### ENTRIES

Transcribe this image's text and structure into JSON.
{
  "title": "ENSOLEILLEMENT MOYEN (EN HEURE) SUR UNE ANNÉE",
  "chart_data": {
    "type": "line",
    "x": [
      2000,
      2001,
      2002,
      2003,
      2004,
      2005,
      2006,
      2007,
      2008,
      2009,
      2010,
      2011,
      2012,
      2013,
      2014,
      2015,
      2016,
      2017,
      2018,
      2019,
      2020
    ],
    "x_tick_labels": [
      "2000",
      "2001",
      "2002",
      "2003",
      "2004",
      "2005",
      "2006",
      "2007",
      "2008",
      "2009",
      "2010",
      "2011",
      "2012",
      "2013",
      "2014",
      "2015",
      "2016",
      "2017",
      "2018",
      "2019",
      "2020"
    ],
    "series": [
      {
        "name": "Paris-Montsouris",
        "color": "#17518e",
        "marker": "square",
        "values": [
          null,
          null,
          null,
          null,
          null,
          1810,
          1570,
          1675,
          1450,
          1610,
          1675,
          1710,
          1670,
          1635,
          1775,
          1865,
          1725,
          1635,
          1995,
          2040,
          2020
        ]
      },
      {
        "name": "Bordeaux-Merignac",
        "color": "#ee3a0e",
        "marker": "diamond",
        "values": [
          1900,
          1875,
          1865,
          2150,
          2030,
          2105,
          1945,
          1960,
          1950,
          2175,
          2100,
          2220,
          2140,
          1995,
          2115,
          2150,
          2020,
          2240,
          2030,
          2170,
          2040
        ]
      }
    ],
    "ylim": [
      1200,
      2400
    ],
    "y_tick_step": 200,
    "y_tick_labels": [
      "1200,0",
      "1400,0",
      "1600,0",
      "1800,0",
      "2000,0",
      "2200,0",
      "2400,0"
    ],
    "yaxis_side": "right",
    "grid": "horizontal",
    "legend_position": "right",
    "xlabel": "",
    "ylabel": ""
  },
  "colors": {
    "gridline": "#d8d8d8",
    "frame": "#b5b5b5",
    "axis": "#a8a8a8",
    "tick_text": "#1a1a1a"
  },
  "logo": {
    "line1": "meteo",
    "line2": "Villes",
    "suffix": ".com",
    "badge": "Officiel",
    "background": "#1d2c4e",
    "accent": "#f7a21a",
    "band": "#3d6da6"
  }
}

######

> **TO DO**
Please reproduce each line exactly as written.

> **THE OUTPUT**
Transcribe this image's text and structure into JSON.
{
  "title": "ENSOLEILLEMENT MOYEN (EN HEURE) SUR UNE ANNÉE",
  "chart_data": {
    "type": "line",
    "x": [
      2000,
      2001,
      2002,
      2003,
      2004,
      2005,
      2006,
      2007,
      2008,
      2009,
      2010,
      2011,
      2012,
      2013,
      2014,
      2015,
      2016,
      2017,
      2018,
      2019,
      2020
    ],
    "x_tick_labels": [
      "2000",
      "2001",
      "2002",
      "2003",
      "2004",
      "2005",
      "2006",
      "2007",
      "2008",
      "2009",
      "2010",
      "2011",
      "2012",
      "2013",
      "2014",
      "2015",
      "2016",
      "2017",
      "2018",
      "2019",
      "2020"
    ],
    "series": [
      {
        "name": "Paris-Montsouris",
        "color": "#17518e",
        "marker": "square",
        "values": [
          null,
          null,
          null,
          null,
          null,
          1810,
          1570,
          1675,
          1450,
          1610,
          1675,
          1710,
          1670,
          1635,
          1775,
          1865,
          1725,
          1635,
          1995,
          2040,
          2020
        ]
      },
      {
        "name": "Bordeaux-Merignac",
        "color": "#ee3a0e",
        "marker": "diamond",
        "values": [
          1900,
          1875,
          1865,
          2150,
          2030,
          2105,
          1945,
          1960,
          1950,
          2175,
          2100,
          2220,
          2140,
          1995,
          2115,
          2150,
          2020,
          2240,
          2030,
          2170,
          2040
        ]
      }
    ],
    "ylim": [
      1200,
      2400
    ],
    "y_tick_step": 200,
    "y_tick_labels": [
      "1200,0",
      "1400,0",
      "1600,0",
      "1800,0",
      "2000,0",
      "2200,0",
      "2400,0"
    ],
    "yaxis_side": "right",
    "grid": "horizontal",
    "legend_position": "right",
    "xlabel": "",
    "ylabel": ""
  },
  "colors": {
    "gridline": "#d8d8d8",
    "frame": "#b5b5b5",
    "axis": "#a8a8a8",
    "tick_text": "#1a1a1a"
  },
  "logo": {
    "line1": "meteo",
    "line2": "Villes",
    "suffix": ".com",
    "badge": "Officiel",
    "background": "#1d2c4e",
    "accent": "#f7a21a",
    "band": "#3d6da6"
  }
}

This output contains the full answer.